| WHAT IS BEING ASKED |
In the entries below, find every line with "JSON" and copy it.

[Saved entries]
--------------------
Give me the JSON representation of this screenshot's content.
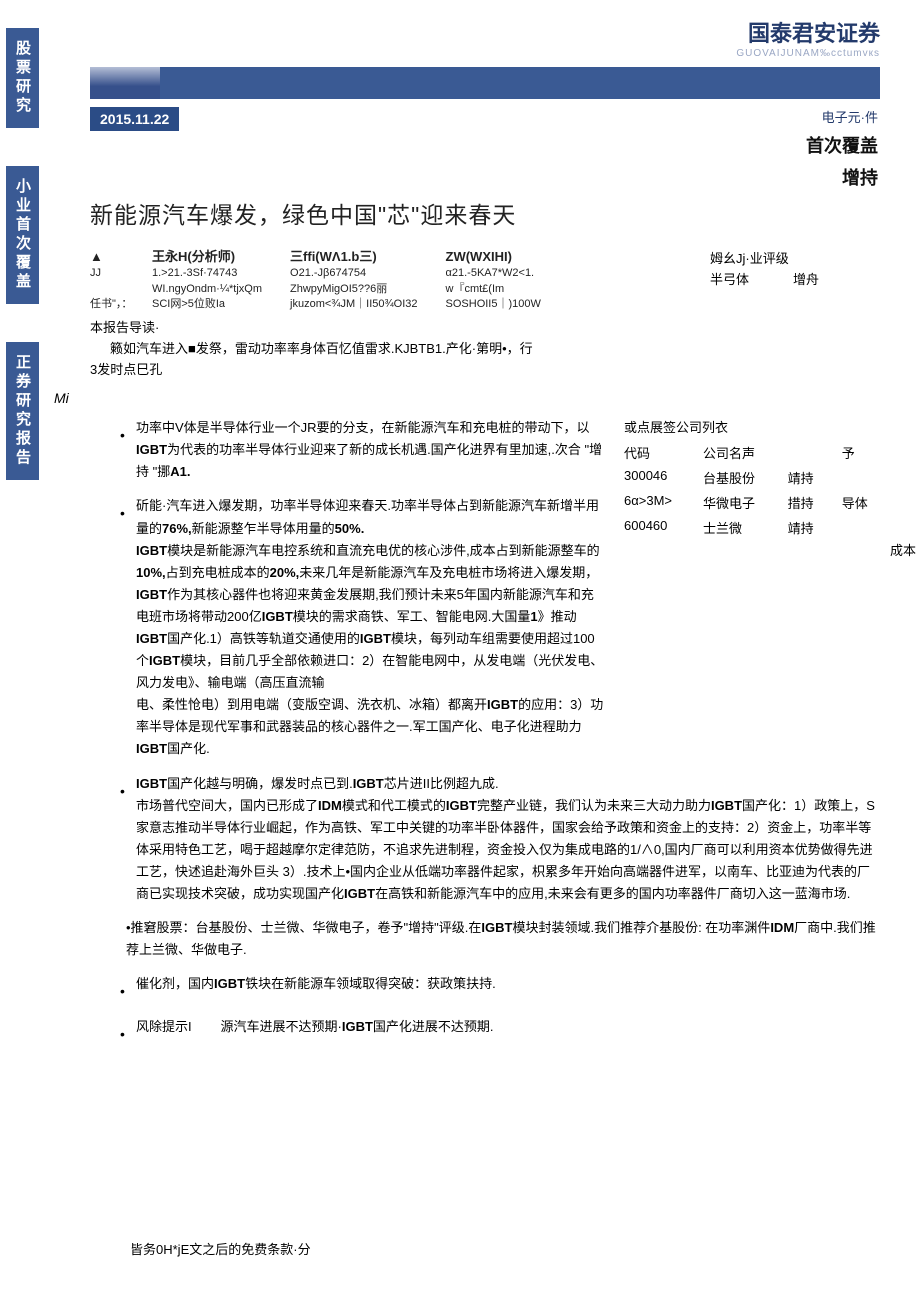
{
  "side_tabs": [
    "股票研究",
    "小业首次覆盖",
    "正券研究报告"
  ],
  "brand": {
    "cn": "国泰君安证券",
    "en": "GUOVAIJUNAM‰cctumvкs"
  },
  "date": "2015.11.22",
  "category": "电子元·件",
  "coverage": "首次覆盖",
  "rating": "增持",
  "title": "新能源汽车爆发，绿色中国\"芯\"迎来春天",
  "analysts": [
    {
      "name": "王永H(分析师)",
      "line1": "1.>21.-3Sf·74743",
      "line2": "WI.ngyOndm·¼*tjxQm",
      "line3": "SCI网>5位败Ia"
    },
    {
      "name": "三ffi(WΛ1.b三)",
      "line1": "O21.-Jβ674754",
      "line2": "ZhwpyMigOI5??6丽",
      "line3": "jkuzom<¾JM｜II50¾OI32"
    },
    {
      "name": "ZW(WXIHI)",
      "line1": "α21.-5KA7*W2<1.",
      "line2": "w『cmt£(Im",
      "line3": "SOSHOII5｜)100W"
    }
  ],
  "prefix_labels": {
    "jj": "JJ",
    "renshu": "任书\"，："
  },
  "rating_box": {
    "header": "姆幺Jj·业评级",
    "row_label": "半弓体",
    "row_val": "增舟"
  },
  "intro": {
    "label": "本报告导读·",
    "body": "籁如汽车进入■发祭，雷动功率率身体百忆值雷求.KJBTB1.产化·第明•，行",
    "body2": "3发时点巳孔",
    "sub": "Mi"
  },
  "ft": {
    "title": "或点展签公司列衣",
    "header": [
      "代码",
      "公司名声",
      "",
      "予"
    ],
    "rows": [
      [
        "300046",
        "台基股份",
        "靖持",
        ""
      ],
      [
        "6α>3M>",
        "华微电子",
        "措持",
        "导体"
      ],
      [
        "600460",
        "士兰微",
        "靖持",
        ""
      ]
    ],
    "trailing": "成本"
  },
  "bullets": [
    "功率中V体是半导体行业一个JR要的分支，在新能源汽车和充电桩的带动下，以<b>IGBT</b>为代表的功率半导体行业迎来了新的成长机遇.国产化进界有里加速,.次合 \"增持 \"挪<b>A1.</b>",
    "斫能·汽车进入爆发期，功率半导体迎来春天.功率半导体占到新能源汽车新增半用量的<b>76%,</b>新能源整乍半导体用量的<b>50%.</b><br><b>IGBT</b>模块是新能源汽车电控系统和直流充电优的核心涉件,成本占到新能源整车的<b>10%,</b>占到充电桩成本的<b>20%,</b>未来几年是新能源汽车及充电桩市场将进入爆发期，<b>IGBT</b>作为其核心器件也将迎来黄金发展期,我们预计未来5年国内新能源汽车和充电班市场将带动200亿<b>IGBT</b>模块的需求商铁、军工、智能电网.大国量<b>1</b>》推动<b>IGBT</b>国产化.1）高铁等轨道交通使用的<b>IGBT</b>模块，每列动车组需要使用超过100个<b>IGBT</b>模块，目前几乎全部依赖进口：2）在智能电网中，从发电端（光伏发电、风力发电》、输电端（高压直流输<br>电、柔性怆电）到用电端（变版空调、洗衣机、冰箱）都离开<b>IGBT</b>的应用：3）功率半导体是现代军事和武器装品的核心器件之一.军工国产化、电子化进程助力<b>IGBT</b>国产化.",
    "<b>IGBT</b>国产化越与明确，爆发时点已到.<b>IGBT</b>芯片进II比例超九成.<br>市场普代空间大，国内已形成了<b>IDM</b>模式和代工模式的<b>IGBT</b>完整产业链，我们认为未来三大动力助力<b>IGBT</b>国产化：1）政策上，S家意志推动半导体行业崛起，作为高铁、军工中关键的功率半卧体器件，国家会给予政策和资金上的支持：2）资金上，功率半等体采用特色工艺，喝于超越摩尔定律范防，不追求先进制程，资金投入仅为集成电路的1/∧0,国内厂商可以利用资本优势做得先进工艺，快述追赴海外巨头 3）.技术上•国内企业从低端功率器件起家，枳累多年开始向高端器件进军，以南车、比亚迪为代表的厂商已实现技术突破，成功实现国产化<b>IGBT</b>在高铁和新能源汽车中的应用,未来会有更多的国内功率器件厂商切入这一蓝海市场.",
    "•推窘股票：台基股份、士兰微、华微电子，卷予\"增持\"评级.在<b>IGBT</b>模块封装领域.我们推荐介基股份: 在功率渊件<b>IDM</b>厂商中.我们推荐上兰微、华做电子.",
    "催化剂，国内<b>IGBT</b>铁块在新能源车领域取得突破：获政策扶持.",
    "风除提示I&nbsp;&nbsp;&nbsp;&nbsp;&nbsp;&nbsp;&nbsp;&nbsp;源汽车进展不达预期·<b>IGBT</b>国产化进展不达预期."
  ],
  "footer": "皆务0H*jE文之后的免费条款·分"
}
--------------------
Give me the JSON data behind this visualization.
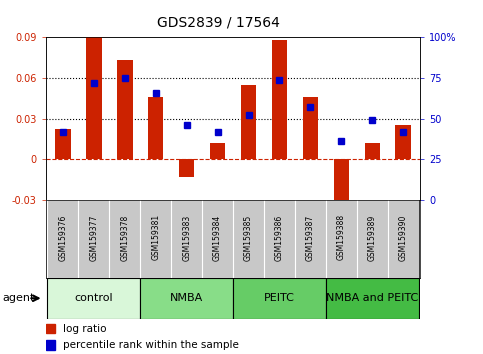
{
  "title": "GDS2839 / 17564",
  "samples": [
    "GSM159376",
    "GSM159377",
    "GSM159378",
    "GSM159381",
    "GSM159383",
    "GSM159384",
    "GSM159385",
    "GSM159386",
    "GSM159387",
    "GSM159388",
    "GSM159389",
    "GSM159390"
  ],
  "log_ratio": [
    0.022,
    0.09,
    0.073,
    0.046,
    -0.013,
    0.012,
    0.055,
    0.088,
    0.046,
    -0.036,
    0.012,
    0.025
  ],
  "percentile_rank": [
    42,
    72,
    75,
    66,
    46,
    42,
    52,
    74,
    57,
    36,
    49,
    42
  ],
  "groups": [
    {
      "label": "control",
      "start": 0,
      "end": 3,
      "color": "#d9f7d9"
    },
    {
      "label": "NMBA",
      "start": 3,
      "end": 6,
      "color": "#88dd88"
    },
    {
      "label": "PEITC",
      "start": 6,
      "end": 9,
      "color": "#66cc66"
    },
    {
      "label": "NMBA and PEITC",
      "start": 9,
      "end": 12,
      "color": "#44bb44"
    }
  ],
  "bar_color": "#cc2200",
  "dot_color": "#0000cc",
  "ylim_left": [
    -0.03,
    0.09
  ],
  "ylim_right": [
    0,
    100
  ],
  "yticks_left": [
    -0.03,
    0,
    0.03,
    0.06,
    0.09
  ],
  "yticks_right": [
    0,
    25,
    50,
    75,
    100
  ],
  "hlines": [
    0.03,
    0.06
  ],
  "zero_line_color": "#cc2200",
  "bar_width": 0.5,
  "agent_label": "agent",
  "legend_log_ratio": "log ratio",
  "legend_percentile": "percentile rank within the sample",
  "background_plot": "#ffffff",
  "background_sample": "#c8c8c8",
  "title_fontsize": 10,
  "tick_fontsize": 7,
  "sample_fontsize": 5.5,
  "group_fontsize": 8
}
--------------------
| CORRECT OUTPUT |
Give me the JSON representation of this screenshot's content.
Give me the JSON data behind this visualization.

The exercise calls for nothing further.